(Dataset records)
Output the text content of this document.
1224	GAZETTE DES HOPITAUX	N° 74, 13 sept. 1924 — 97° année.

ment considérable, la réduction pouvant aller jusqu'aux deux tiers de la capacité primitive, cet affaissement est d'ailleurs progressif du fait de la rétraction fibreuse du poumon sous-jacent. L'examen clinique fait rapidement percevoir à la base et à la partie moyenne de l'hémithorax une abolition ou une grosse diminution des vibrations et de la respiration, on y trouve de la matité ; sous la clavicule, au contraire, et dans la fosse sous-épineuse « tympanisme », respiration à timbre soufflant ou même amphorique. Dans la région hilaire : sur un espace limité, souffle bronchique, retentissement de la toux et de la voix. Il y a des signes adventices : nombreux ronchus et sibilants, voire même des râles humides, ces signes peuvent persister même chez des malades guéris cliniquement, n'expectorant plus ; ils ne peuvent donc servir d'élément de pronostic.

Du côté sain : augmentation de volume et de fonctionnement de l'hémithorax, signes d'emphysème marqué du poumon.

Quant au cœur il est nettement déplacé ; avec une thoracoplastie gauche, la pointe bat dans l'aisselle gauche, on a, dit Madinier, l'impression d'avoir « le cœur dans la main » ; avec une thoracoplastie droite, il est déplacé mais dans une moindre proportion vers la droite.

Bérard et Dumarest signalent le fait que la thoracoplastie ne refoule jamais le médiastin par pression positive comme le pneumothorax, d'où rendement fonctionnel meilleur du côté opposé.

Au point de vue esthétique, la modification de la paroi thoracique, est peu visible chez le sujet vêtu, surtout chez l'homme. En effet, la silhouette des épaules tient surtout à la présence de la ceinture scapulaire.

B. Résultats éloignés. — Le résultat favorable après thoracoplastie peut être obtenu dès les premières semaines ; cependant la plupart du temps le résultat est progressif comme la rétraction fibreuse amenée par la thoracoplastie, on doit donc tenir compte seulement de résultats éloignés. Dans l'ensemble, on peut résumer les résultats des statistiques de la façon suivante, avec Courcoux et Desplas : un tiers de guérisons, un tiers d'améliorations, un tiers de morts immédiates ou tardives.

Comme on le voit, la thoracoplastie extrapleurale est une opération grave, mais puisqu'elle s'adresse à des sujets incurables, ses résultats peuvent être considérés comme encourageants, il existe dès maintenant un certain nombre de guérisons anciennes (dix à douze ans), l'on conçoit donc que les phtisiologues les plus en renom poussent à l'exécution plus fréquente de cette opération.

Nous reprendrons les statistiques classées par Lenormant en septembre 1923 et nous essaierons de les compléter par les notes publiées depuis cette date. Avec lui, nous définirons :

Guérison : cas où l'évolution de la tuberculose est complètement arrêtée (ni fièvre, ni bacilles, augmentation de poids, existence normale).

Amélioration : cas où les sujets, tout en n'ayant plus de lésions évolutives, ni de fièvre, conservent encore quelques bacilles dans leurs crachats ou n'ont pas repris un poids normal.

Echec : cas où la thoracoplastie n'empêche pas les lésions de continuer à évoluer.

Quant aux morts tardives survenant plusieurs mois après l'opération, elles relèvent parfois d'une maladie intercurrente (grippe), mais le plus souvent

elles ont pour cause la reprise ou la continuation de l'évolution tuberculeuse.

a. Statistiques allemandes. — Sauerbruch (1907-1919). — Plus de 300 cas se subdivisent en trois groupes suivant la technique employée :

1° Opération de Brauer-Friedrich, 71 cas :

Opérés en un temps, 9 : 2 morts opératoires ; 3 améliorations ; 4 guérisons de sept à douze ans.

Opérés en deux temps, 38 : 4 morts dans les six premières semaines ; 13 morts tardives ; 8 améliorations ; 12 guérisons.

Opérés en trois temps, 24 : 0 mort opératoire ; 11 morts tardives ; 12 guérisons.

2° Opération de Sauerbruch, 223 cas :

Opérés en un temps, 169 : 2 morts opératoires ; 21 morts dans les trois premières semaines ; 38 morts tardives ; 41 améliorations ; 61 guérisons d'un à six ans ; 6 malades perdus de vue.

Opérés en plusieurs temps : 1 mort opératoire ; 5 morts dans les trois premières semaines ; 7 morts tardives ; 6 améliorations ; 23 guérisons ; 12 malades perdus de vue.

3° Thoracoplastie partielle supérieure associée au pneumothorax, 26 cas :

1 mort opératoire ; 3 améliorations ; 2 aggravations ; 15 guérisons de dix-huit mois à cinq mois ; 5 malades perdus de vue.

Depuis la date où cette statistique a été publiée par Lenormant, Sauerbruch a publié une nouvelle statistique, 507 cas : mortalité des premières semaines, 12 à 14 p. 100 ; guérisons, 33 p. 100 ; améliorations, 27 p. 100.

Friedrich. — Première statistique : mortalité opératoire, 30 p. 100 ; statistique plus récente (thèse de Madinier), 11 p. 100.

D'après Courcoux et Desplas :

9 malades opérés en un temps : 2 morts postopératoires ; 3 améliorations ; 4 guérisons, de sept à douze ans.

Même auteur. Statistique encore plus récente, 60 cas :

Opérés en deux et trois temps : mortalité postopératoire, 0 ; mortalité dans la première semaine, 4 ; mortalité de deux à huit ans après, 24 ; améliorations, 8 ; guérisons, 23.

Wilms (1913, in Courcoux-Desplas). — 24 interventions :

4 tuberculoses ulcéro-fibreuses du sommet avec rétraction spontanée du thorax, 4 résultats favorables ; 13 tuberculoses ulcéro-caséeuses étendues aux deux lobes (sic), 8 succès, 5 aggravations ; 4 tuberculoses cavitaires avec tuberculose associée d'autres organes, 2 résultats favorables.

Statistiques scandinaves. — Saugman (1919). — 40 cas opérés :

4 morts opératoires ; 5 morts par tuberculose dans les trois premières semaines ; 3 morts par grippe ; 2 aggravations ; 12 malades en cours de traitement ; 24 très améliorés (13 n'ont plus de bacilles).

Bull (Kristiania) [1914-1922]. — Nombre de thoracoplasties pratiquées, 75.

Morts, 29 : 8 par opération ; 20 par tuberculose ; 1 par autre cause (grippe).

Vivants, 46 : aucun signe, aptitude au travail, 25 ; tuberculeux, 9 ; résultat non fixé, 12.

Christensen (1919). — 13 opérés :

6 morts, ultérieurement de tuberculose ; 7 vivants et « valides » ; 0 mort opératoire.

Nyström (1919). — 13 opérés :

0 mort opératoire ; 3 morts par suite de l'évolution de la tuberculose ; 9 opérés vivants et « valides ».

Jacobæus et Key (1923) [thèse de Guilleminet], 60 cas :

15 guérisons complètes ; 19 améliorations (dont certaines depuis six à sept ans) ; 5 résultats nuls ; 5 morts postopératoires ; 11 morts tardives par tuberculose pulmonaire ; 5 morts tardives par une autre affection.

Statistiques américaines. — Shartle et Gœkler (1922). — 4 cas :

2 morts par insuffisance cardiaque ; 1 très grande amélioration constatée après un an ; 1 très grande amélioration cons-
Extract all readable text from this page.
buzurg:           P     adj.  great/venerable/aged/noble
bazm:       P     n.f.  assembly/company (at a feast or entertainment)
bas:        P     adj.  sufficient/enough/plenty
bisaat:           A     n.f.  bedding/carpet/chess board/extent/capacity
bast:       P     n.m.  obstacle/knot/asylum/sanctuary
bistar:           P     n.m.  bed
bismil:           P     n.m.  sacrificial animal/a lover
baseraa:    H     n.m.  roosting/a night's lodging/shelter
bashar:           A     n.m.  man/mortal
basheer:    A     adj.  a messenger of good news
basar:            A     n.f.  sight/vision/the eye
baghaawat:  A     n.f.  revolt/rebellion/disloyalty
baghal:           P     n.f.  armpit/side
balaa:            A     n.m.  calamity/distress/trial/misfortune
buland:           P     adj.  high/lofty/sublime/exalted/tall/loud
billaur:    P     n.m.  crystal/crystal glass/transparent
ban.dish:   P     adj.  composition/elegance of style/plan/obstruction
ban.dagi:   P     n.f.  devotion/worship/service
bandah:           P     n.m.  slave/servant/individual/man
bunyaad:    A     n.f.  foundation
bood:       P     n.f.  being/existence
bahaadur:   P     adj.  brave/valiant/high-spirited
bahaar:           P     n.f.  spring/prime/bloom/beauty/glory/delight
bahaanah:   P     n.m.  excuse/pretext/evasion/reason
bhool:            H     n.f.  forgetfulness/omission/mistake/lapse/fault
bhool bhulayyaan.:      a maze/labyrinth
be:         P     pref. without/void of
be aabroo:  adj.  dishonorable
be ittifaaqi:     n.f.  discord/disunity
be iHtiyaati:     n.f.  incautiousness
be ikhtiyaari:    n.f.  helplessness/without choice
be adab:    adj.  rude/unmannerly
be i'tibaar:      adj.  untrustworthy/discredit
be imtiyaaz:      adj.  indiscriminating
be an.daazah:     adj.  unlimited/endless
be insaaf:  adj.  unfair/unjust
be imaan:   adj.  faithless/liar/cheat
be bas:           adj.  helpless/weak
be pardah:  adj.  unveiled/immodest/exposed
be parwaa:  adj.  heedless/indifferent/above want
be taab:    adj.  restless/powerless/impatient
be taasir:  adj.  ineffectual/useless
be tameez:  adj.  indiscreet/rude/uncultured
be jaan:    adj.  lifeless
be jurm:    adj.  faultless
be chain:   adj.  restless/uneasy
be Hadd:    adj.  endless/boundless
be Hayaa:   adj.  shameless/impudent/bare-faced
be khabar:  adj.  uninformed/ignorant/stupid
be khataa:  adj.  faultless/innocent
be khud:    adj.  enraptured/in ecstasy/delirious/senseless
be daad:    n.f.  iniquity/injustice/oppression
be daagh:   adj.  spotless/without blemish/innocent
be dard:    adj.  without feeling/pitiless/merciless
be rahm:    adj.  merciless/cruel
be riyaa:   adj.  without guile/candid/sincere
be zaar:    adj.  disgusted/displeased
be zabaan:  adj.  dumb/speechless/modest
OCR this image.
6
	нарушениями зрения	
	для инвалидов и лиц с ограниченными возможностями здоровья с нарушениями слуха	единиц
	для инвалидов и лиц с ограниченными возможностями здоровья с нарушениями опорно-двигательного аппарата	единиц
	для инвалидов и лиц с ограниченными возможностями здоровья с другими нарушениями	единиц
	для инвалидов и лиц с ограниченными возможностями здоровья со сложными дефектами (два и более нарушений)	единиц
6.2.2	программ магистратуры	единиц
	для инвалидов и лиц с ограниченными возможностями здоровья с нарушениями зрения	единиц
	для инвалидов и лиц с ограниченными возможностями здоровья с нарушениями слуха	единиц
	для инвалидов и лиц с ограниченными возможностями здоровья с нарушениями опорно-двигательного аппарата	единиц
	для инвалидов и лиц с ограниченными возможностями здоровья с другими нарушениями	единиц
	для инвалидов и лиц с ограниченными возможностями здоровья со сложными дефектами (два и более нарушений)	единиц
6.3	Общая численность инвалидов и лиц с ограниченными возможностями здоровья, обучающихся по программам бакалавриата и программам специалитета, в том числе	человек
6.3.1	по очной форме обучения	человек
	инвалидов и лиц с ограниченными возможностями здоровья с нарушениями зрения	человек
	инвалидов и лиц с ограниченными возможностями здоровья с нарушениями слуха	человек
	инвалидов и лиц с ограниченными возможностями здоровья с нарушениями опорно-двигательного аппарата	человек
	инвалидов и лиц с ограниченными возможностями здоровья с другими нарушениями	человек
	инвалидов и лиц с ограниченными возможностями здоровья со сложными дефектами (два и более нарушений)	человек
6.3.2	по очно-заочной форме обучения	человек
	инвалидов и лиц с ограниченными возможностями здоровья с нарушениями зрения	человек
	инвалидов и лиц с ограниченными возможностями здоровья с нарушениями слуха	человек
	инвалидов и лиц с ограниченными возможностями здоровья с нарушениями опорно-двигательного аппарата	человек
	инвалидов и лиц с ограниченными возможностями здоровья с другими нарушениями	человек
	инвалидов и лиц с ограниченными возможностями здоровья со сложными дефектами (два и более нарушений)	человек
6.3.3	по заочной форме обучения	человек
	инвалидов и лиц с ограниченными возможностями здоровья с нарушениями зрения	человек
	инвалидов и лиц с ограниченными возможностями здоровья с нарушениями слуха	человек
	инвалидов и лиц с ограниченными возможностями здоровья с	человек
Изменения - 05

◆ **REQUIREMENT**
What is the number of lines in this listing that contain the word "high"? Answer with that number and nothing else.

◆ **EXERCISE OUTPUT**
2